WRITTEN EXERCISE: Find and copy every line in the records that includes the string "time".

RECORD EXCERPTS:
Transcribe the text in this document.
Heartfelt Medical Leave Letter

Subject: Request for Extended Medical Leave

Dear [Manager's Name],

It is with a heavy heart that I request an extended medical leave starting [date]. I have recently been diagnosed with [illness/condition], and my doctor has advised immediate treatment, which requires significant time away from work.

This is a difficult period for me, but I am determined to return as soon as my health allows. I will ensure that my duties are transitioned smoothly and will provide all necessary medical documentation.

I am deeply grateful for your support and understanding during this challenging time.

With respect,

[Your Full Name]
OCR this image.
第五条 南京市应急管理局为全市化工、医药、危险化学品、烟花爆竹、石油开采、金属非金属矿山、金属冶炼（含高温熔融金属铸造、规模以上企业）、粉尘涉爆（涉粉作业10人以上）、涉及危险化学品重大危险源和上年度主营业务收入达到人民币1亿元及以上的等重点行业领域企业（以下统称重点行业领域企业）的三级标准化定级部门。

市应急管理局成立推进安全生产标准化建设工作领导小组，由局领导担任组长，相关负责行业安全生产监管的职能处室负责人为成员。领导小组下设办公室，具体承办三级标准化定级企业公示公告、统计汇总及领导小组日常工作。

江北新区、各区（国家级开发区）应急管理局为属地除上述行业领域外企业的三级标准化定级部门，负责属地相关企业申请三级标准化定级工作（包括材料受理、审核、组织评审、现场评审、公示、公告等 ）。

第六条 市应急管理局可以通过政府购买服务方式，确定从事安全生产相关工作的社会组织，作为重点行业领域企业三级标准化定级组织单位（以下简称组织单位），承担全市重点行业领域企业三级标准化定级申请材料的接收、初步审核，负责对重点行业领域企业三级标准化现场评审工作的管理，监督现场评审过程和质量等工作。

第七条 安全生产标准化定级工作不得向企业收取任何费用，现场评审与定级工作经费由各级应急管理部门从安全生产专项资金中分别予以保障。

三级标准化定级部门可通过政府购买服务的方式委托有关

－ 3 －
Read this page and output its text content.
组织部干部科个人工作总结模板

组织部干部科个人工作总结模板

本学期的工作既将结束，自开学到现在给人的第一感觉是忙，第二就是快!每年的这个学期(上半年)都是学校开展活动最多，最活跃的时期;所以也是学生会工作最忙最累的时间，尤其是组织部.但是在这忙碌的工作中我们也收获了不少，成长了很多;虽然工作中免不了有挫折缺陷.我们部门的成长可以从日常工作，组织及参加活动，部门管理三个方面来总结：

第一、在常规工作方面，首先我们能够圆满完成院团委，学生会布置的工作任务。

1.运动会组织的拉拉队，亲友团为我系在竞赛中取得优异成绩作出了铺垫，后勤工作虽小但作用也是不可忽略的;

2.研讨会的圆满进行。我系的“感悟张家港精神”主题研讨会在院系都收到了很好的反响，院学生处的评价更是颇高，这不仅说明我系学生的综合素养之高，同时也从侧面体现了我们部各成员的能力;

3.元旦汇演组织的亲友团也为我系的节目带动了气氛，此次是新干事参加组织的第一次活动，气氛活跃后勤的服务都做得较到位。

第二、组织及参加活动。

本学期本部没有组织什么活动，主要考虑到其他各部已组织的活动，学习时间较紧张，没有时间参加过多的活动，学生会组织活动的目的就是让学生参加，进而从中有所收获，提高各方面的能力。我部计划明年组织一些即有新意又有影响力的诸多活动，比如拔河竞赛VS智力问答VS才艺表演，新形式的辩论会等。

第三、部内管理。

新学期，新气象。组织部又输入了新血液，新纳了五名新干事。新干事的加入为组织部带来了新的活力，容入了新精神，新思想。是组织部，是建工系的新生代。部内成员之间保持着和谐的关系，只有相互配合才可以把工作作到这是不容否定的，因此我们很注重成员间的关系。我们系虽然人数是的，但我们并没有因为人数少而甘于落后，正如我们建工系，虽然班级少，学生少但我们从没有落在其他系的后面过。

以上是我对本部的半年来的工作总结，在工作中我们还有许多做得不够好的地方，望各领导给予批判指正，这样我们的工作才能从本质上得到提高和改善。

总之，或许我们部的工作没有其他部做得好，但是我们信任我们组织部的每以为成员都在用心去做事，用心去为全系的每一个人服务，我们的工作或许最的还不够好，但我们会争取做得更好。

ANSWER FOR THIS EXERCISE:
It is with a heavy heart that I request an extended medical leave starting [date]. I have recently been diagnosed with [illness/condition], and my doctor has advised immediate treatment, which requires significant time away from work.
I am deeply grateful for your support and understanding during this challenging time.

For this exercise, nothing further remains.